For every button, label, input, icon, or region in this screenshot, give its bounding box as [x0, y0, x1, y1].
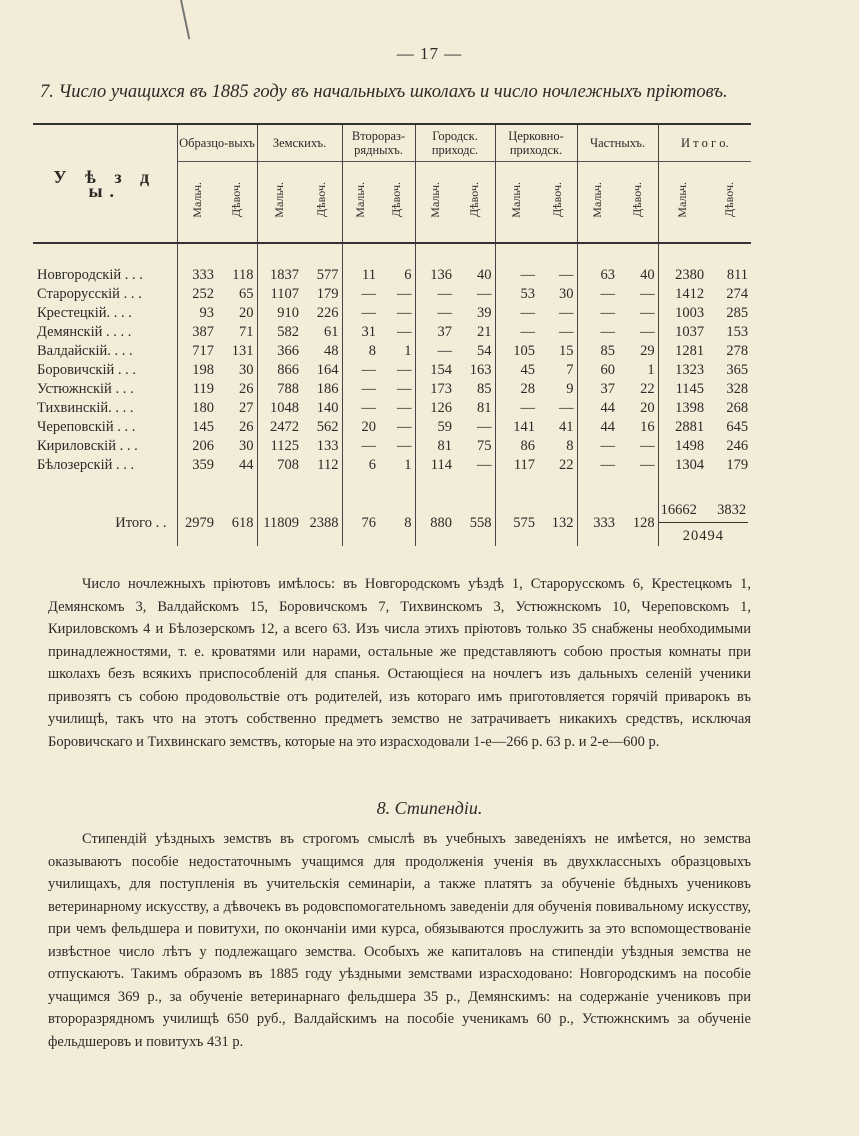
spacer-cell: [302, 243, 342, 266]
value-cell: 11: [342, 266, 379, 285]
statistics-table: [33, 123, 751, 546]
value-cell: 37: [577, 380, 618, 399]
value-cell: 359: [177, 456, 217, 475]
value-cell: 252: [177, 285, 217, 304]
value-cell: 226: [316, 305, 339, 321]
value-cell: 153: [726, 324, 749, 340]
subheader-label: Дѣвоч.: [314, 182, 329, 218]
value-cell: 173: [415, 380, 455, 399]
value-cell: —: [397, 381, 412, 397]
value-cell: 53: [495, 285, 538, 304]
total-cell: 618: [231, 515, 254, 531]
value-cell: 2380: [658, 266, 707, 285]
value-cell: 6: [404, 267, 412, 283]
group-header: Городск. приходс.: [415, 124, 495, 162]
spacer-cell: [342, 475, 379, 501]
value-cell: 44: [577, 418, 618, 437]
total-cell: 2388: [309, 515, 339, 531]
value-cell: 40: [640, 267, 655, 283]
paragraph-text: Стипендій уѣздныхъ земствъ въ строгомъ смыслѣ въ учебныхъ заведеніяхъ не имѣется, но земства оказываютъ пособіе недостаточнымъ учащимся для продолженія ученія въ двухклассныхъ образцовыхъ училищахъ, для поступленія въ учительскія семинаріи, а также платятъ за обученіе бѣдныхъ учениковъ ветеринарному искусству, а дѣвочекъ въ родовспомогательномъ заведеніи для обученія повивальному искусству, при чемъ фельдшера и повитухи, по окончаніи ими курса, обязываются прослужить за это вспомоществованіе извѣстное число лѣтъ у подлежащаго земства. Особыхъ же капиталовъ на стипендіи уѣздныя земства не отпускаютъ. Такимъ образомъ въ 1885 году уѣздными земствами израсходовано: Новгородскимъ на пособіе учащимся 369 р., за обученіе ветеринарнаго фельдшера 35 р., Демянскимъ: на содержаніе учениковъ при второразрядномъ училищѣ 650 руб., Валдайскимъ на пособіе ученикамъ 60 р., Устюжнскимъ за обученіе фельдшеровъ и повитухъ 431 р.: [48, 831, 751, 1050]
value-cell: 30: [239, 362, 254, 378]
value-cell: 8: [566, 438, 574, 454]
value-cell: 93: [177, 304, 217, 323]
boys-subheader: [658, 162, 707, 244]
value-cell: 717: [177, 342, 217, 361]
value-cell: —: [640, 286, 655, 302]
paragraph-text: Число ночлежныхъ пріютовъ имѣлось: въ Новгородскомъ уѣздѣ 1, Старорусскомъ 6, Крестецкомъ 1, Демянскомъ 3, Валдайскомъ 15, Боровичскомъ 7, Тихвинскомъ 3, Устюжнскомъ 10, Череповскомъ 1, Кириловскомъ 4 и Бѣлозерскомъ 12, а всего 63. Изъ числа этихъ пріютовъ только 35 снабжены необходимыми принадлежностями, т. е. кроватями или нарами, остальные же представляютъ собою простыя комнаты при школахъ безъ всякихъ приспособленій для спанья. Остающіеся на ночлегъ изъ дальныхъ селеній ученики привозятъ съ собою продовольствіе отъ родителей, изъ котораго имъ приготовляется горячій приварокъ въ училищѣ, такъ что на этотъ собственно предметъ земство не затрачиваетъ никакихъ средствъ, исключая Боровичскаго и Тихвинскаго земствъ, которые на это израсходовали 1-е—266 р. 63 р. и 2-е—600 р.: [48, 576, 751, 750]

==============================

● Written task
Return each line of the entries above word for word, leaving out the pictures.

● Final answer
For every button, label, input, icon, or region in this screenshot, give its bounding box as [x0, y0, x1, y1].
spacer-cell: [302, 243, 342, 266]
value-cell: 11: [342, 266, 379, 285]
statistics-table: [33, 123, 751, 546]
value-cell: 37: [577, 380, 618, 399]
value-cell: 359: [177, 456, 217, 475]
value-cell: 252: [177, 285, 217, 304]
value-cell: 226: [316, 305, 339, 321]
value-cell: 153: [726, 324, 749, 340]
subheader-label: Дѣвоч.: [314, 182, 329, 218]
value-cell: 173: [415, 380, 455, 399]
value-cell: —: [397, 381, 412, 397]
value-cell: 53: [495, 285, 538, 304]
total-cell: 618: [231, 515, 254, 531]
value-cell: 2380: [658, 266, 707, 285]
value-cell: 6: [404, 267, 412, 283]
group-header: Городск. приходс.: [415, 124, 495, 162]
spacer-cell: [342, 475, 379, 501]
value-cell: 44: [577, 418, 618, 437]
total-cell: 2388: [309, 515, 339, 531]
value-cell: 40: [640, 267, 655, 283]
paragraph-text: Стипендій уѣздныхъ земствъ въ строгомъ смыслѣ въ учебныхъ заведеніяхъ не имѣется, но земства оказываютъ пособіе недостаточнымъ учащимся для продолженія ученія въ двухклассныхъ образцовыхъ училищахъ, для поступленія въ учительскія семинаріи, а также платятъ за обученіе бѣдныхъ учениковъ ветеринарному искусству, а дѣвочекъ въ родовспомогательномъ заведеніи для обученія повивальному искусству, при чемъ фельдшера и повитухи, по окончаніи ими курса, обязываются прослужить за это вспомоществованіе извѣстное число лѣтъ у подлежащаго земства. Особыхъ же капиталовъ на стипендіи уѣздныя земства не отпускаютъ. Такимъ образомъ въ 1885 году уѣздными земствами израсходовано: Новгородскимъ на пособіе учащимся 369 р., за обученіе ветеринарнаго фельдшера 35 р., Демянскимъ: на содержаніе учениковъ при второразрядномъ училищѣ 650 руб., Валдайскимъ на пособіе ученикамъ 60 р., Устюжнскимъ за обученіе фельдшеровъ и повитухъ 431 р.: [48, 831, 751, 1050]
value-cell: 30: [239, 362, 254, 378]
value-cell: 8: [566, 438, 574, 454]
value-cell: 93: [177, 304, 217, 323]
boys-subheader: [658, 162, 707, 244]
value-cell: 717: [177, 342, 217, 361]
value-cell: —: [640, 286, 655, 302]
paragraph-text: Число ночлежныхъ пріютовъ имѣлось: въ Новгородскомъ уѣздѣ 1, Старорусскомъ 6, Крестецкомъ 1, Демянскомъ 3, Валдайскомъ 15, Боровичскомъ 7, Тихвинскомъ 3, Устюжнскомъ 10, Череповскомъ 1, Кириловскомъ 4 и Бѣлозерскомъ 12, а всего 63. Изъ числа этихъ пріютовъ только 35 снабжены необходимыми принадлежностями, т. е. кроватями или нарами, остальные же представляютъ собою простыя комнаты при школахъ безъ всякихъ приспособленій для спанья. Остающіеся на ночлегъ изъ дальныхъ селеній ученики привозятъ съ собою продовольствіе отъ родителей, изъ котораго имъ приготовляется горячій приварокъ въ училищѣ, такъ что на этотъ собственно предметъ земство не затрачиваетъ никакихъ средствъ, исключая Боровичскаго и Тихвинскаго земствъ, которые на это израсходовали 1-е—266 р. 63 р. и 2-е—600 р.: [48, 576, 751, 750]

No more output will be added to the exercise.